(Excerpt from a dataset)
=-=-=-=-=
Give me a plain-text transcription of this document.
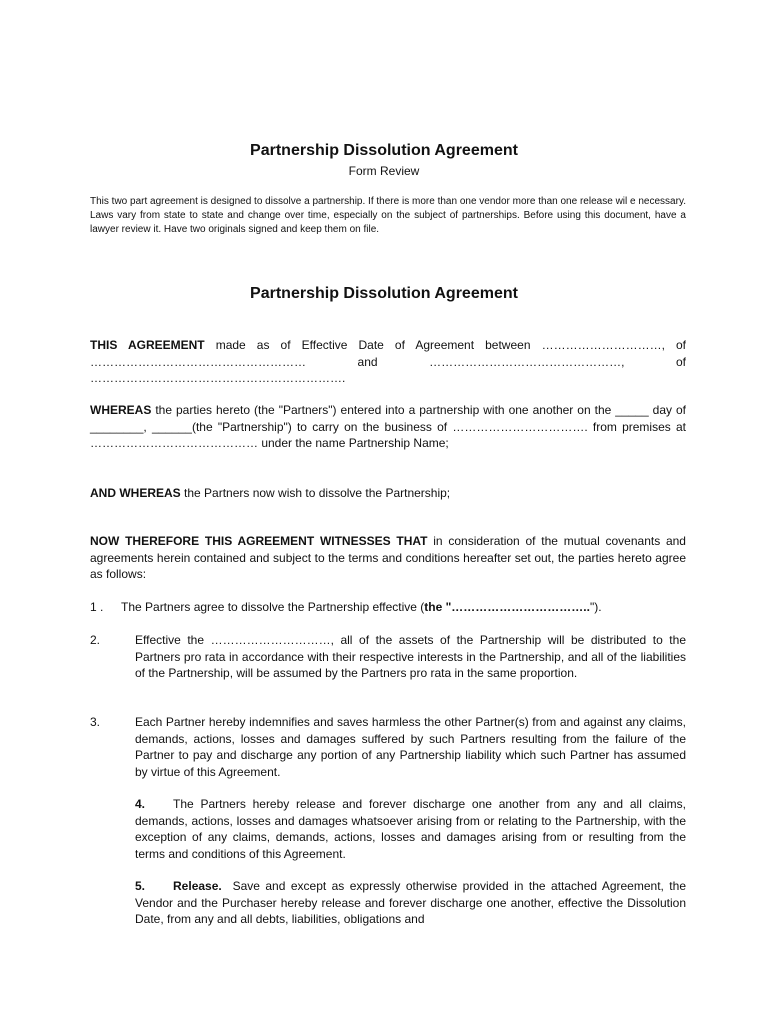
Partnership Dissolution Agreement
Form Review
This two part agreement is designed to dissolve a partnership. If there is more than one vendor more than one release wil e necessary. Laws vary from state to state and change over time, especially on the subject of partnerships. Before using this document, have a lawyer review it. Have two originals signed and keep them on file.
Partnership Dissolution Agreement
THIS AGREEMENT made as of Effective Date of Agreement between …………………………, of ……………………………………………… and …………………………………………, of ……………………………………………………….
WHEREAS the parties hereto (the "Partners") entered into a partnership with one another on the _____ day of ________, ______(the "Partnership") to carry on the business of ……………………………. from premises at …………………………………… under the name Partnership Name;
AND WHEREAS the Partners now wish to dissolve the Partnership;
NOW THEREFORE THIS AGREEMENT WITNESSES THAT in consideration of the mutual covenants and agreements herein contained and subject to the terms and conditions hereafter set out, the parties hereto agree as follows:
1 . The Partners agree to dissolve the Partnership effective (the "……………………………..").
2.	Effective the …………………………, all of the assets of the Partnership will be distributed to the Partners pro rata in accordance with their respective interests in the Partnership, and all of the liabilities of the Partnership, will be assumed by the Partners pro rata in the same proportion.
3.	Each Partner hereby indemnifies and saves harmless the other Partner(s) from and against any claims, demands, actions, losses and damages suffered by such Partners resulting from the failure of the Partner to pay and discharge any portion of any Partnership liability which such Partner has assumed by virtue of this Agreement.
4. The Partners hereby release and forever discharge one another from any and all claims, demands, actions, losses and damages whatsoever arising from or relating to the Partnership, with the exception of any claims, demands, actions, losses and damages arising from or resulting from the terms and conditions of this Agreement.
5. Release. Save and except as expressly otherwise provided in the attached Agreement, the Vendor and the Purchaser hereby release and forever discharge one another, effective the Dissolution Date, from any and all debts, liabilities, obligations and
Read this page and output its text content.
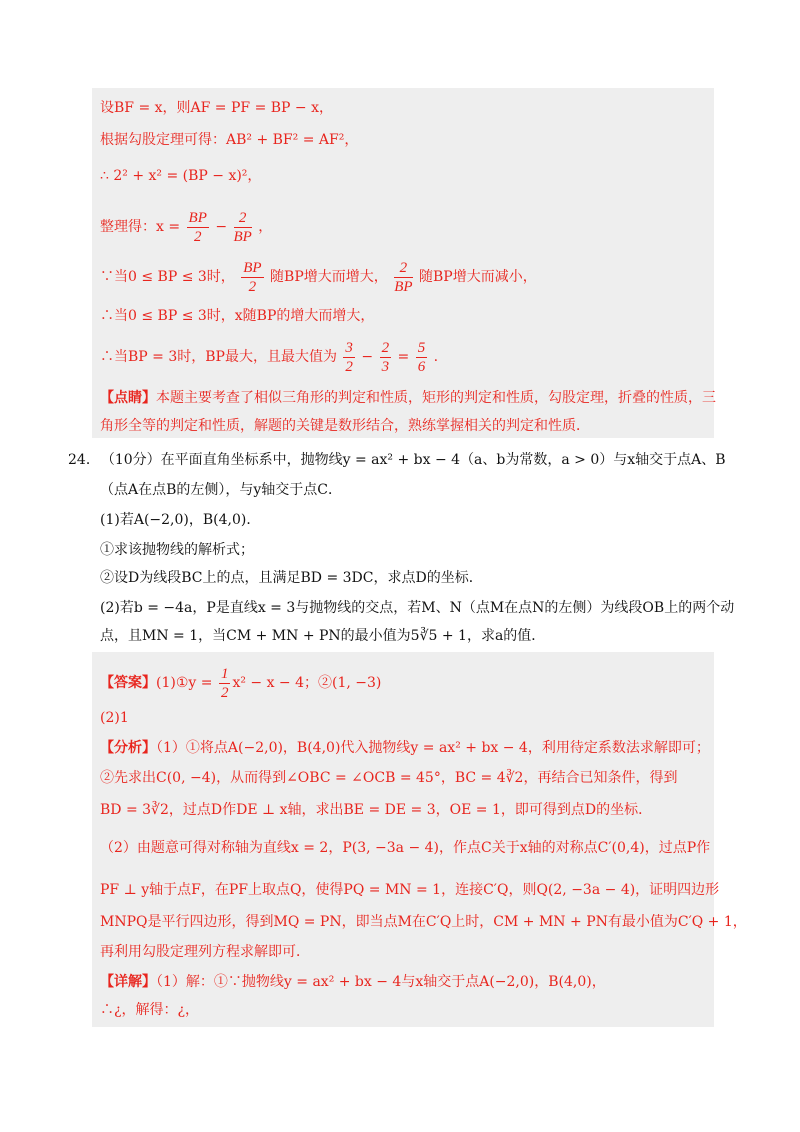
设BF = x，则AF = PF = BP − x，
根据勾股定理可得：AB² + BF² = AF²，
∴ 2² + x² = (BP − x)²，
整理得：$x = \frac{BP}{2} - \frac{2}{BP}$ ，
∵当0 ≤ BP ≤ 3时， $\frac{BP}{2}$ 随BP增大而增大， $\frac{2}{BP}$ 随BP增大而减小，
∴当0 ≤ BP ≤ 3时，x随BP的增大而增大，
∴当BP = 3时，BP最大，且最大值为 $\frac{3}{2} - \frac{2}{3} = \frac{5}{6}$ .
【点睛】本题主要考查了相似三角形的判定和性质，矩形的判定和性质，勾股定理，折叠的性质，三
角形全等的判定和性质，解题的关键是数形结合，熟练掌握相关的判定和性质．
24． （10分）在平面直角坐标系中，抛物线y = ax² + bx − 4（a、b为常数，a > 0）与x轴交于点A、B
（点A在点B的左侧），与y轴交于点C．
(1)若A(−2,0)，B(4,0)．
①求该抛物线的解析式；
②设D为线段BC上的点，且满足BD = 3DC，求点D的坐标．
(2)若b = −4a，P是直线x = 3与抛物线的交点，若M、N（点M在点N的左侧）为线段OB上的两个动
点，且MN = 1，当CM + MN + PN的最小值为5∛5 + 1，求a的值．
【答案】(1)①y = $\frac{1}{2} x^2 - x - 4$；②(1, −3)
(2)1
【分析】（1）①将点A(−2,0)，B(4,0)代入抛物线y = ax² + bx − 4，利用待定系数法求解即可；
②先求出C(0, −4)，从而得到∠OBC = ∠OCB = 45°，BC = 4∛2，再结合已知条件，得到
BD = 3∛2，过点D作DE ⊥ x轴，求出BE = DE = 3，OE = 1，即可得到点D的坐标．
（2）由题意可得对称轴为直线x = 2，P(3, −3a − 4)，作点C关于x轴的对称点C′(0,4)，过点P作
PF ⊥ y轴于点F，在PF上取点Q，使得PQ = MN = 1，连接C′Q，则Q(2, −3a − 4)，证明四边形
MNPQ是平行四边形，得到MQ = PN，即当点M在C′Q上时，CM + MN + PN有最小值为C′Q + 1，
再利用勾股定理列方程求解即可．
【详解】（1）解：①∵抛物线y = ax² + bx − 4与x轴交于点A(−2,0)，B(4,0)，
∴¿，解得：¿，
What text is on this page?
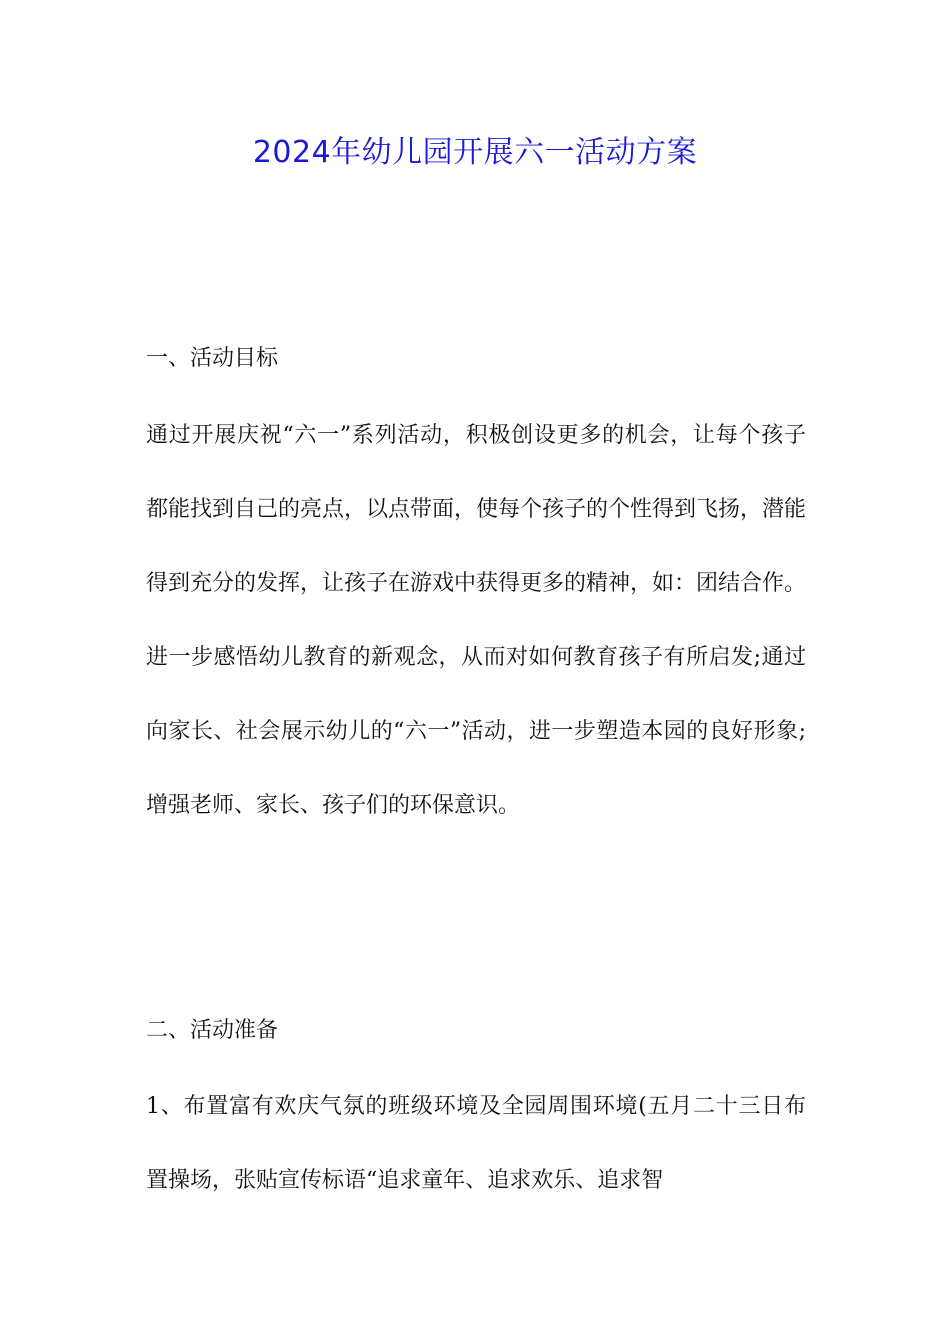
2024年幼儿园开展六一活动方案
一、活动目标
通过开展庆祝“六一”系列活动，积极创设更多的机会，让每个孩子都能找到自己的亮点，以点带面，使每个孩子的个性得到飞扬，潜能得到充分的发挥，让孩子在游戏中获得更多的精神，如：团结合作。进一步感悟幼儿教育的新观念，从而对如何教育孩子有所启发;通过向家长、社会展示幼儿的“六一”活动，进一步塑造本园的良好形象;增强老师、家长、孩子们的环保意识。
二、活动准备
1、布置富有欢庆气氛的班级环境及全园周围环境(五月二十三日布置操场，张贴宣传标语“追求童年、追求欢乐、追求智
=-=-=-=-=
> _Directions for this task_
Write out the listing above exactly as it stands, pictures excluded.

> _Problem solution_
Give me a plain-text transcription of this document.
Partnership Dissolution Agreement
Form Review
This two part agreement is designed to dissolve a partnership. If there is more than one vendor more than one release wil e necessary. Laws vary from state to state and change over time, especially on the subject of partnerships. Before using this document, have a lawyer review it. Have two originals signed and keep them on file.
Partnership Dissolution Agreement
THIS AGREEMENT made as of Effective Date of Agreement between …………………………, of ……………………………………………… and …………………………………………, of ……………………………………………………….
WHEREAS the parties hereto (the "Partners") entered into a partnership with one another on the _____ day of ________, ______(the "Partnership") to carry on the business of ……………………………. from premises at …………………………………… under the name Partnership Name;
AND WHEREAS the Partners now wish to dissolve the Partnership;
NOW THEREFORE THIS AGREEMENT WITNESSES THAT in consideration of the mutual covenants and agreements herein contained and subject to the terms and conditions hereafter set out, the parties hereto agree as follows:
1 . The Partners agree to dissolve the Partnership effective (the "……………………………..").
2.	Effective the …………………………, all of the assets of the Partnership will be distributed to the Partners pro rata in accordance with their respective interests in the Partnership, and all of the liabilities of the Partnership, will be assumed by the Partners pro rata in the same proportion.
3.	Each Partner hereby indemnifies and saves harmless the other Partner(s) from and against any claims, demands, actions, losses and damages suffered by such Partners resulting from the failure of the Partner to pay and discharge any portion of any Partnership liability which such Partner has assumed by virtue of this Agreement.
4. The Partners hereby release and forever discharge one another from any and all claims, demands, actions, losses and damages whatsoever arising from or relating to the Partnership, with the exception of any claims, demands, actions, losses and damages arising from or resulting from the terms and conditions of this Agreement.
5. Release. Save and except as expressly otherwise provided in the attached Agreement, the Vendor and the Purchaser hereby release and forever discharge one another, effective the Dissolution Date, from any and all debts, liabilities, obligations and
Read this page and output its text content.
设BF = x，则AF = PF = BP − x，
根据勾股定理可得：AB² + BF² = AF²，
∴ 2² + x² = (BP − x)²，
整理得：$x = \frac{BP}{2} - \frac{2}{BP}$ ，
∵当0 ≤ BP ≤ 3时， $\frac{BP}{2}$ 随BP增大而增大， $\frac{2}{BP}$ 随BP增大而减小，
∴当0 ≤ BP ≤ 3时，x随BP的增大而增大，
∴当BP = 3时，BP最大，且最大值为 $\frac{3}{2} - \frac{2}{3} = \frac{5}{6}$ .
【点睛】本题主要考查了相似三角形的判定和性质，矩形的判定和性质，勾股定理，折叠的性质，三
角形全等的判定和性质，解题的关键是数形结合，熟练掌握相关的判定和性质．
24． （10分）在平面直角坐标系中，抛物线y = ax² + bx − 4（a、b为常数，a > 0）与x轴交于点A、B
（点A在点B的左侧），与y轴交于点C．
(1)若A(−2,0)，B(4,0)．
①求该抛物线的解析式；
②设D为线段BC上的点，且满足BD = 3DC，求点D的坐标．
(2)若b = −4a，P是直线x = 3与抛物线的交点，若M、N（点M在点N的左侧）为线段OB上的两个动
点，且MN = 1，当CM + MN + PN的最小值为5∛5 + 1，求a的值．
【答案】(1)①y = $\frac{1}{2} x^2 - x - 4$；②(1, −3)
(2)1
【分析】（1）①将点A(−2,0)，B(4,0)代入抛物线y = ax² + bx − 4，利用待定系数法求解即可；
②先求出C(0, −4)，从而得到∠OBC = ∠OCB = 45°，BC = 4∛2，再结合已知条件，得到
BD = 3∛2，过点D作DE ⊥ x轴，求出BE = DE = 3，OE = 1，即可得到点D的坐标．
（2）由题意可得对称轴为直线x = 2，P(3, −3a − 4)，作点C关于x轴的对称点C′(0,4)，过点P作
PF ⊥ y轴于点F，在PF上取点Q，使得PQ = MN = 1，连接C′Q，则Q(2, −3a − 4)，证明四边形
MNPQ是平行四边形，得到MQ = PN，即当点M在C′Q上时，CM + MN + PN有最小值为C′Q + 1，
再利用勾股定理列方程求解即可．
【详解】（1）解：①∵抛物线y = ax² + bx − 4与x轴交于点A(−2,0)，B(4,0)，
∴¿，解得：¿，
What text is on this page?
2024年幼儿园开展六一活动方案
一、活动目标
通过开展庆祝“六一”系列活动，积极创设更多的机会，让每个孩子都能找到自己的亮点，以点带面，使每个孩子的个性得到飞扬，潜能得到充分的发挥，让孩子在游戏中获得更多的精神，如：团结合作。进一步感悟幼儿教育的新观念，从而对如何教育孩子有所启发;通过向家长、社会展示幼儿的“六一”活动，进一步塑造本园的良好形象;增强老师、家长、孩子们的环保意识。
二、活动准备
1、布置富有欢庆气氛的班级环境及全园周围环境(五月二十三日布置操场，张贴宣传标语“追求童年、追求欢乐、追求智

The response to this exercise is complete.